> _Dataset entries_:
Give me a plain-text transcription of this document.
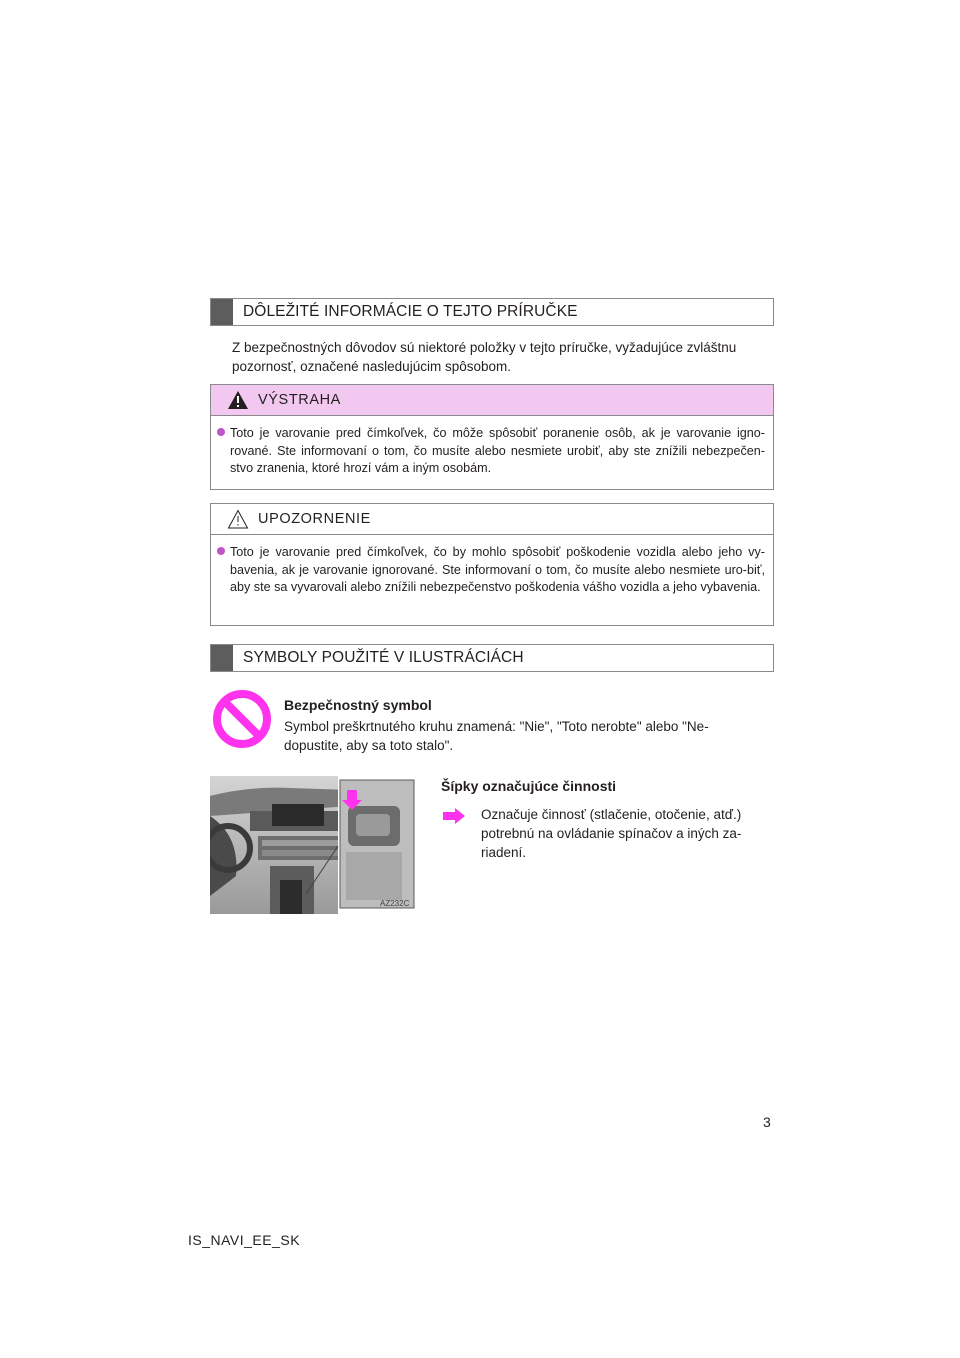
DÔLEŽITÉ INFORMÁCIE O TEJTO PRÍRUČKE
Z bezpečnostných dôvodov sú niektoré položky v tejto príručke, vyžadujúce zvláštnu
pozornosť, označené nasledujúcim spôsobom.
VÝSTRAHA
Toto je varovanie pred čímkoľvek, čo môže spôsobiť poranenie osôb, ak je varovanie igno-rované. Ste informovaní o tom, čo musíte alebo nesmiete urobiť, aby ste znížili nebezpečen-stvo zranenia, ktoré hrozí vám a iným osobám.
UPOZORNENIE
Toto je varovanie pred čímkoľvek, čo by mohlo spôsobiť poškodenie vozidla alebo jeho vy-bavenia, ak je varovanie ignorované. Ste informovaní o tom, čo musíte alebo nesmiete uro-biť, aby ste sa vyvarovali alebo znížili nebezpečenstvo poškodenia vášho vozidla a jeho vybavenia.
SYMBOLY POUŽITÉ V ILUSTRÁCIÁCH
Bezpečnostný symbol
Symbol preškrtnutého kruhu znamená: "Nie", "Toto nerobte" alebo "Ne-
dopustite, aby sa toto stalo".
AZ232C
Šípky označujúce činnosti
Označuje činnosť (stlačenie, otočenie, atď.)
potrebnú na ovládanie spínačov a iných za-
riadení.
3
IS_NAVI_EE_SK
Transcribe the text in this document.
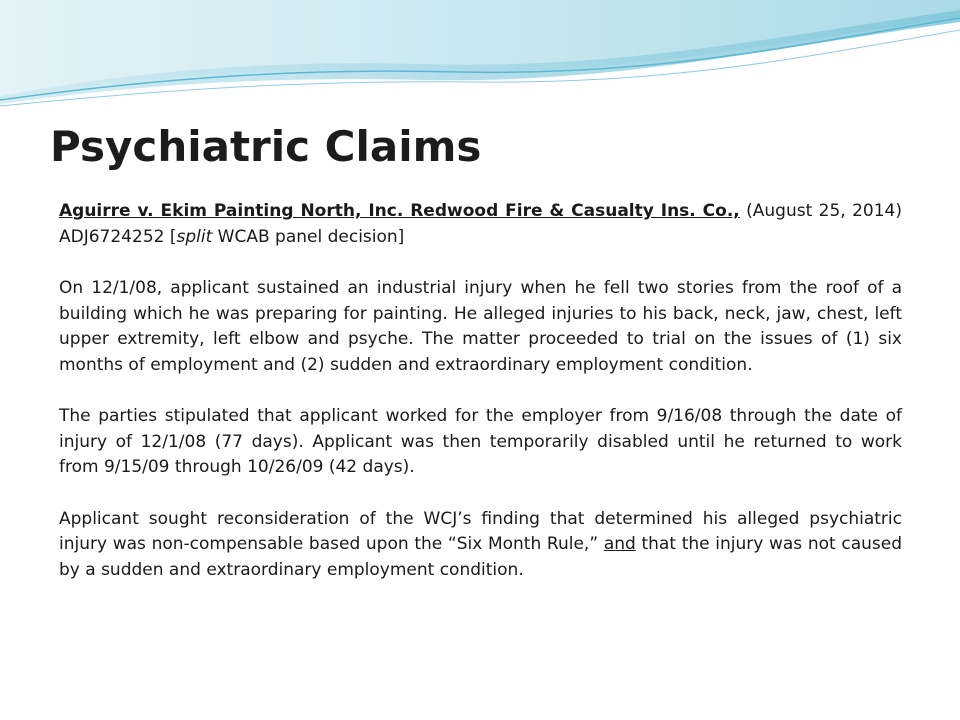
Psychiatric Claims

Aguirre v. Ekim Painting North, Inc. Redwood Fire & Casualty Ins. Co., (August 25, 2014) ADJ6724252 [split WCAB panel decision]

On 12/1/08, applicant sustained an industrial injury when he fell two stories from the roof of a building which he was preparing for painting. He alleged injuries to his back, neck, jaw, chest, left upper extremity, left elbow and psyche. The matter proceeded to trial on the issues of (1) six months of employment and (2) sudden and extraordinary employment condition.

The parties stipulated that applicant worked for the employer from 9/16/08 through the date of injury of 12/1/08 (77 days). Applicant was then temporarily disabled until he returned to work from 9/15/09 through 10/26/09 (42 days).

Applicant sought reconsideration of the WCJ’s finding that determined his alleged psychiatric injury was non-compensable based upon the “Six Month Rule,” and that the injury was not caused by a sudden and extraordinary employment condition.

> _GIVEN PROBLEM_:
From the listing above, pick out each line where the word "that" appears.

> _ANSWER_:
The parties stipulated that applicant worked for the employer from 9/16/08 through the date of injury of 12/1/08 (77 days). Applicant was then temporarily disabled until he returned to work from 9/15/09 through 10/26/09 (42 days).
Applicant sought reconsideration of the WCJ’s finding that determined his alleged psychiatric injury was non-compensable based upon the “Six Month Rule,” and that the injury was not caused by a sudden and extraordinary employment condition.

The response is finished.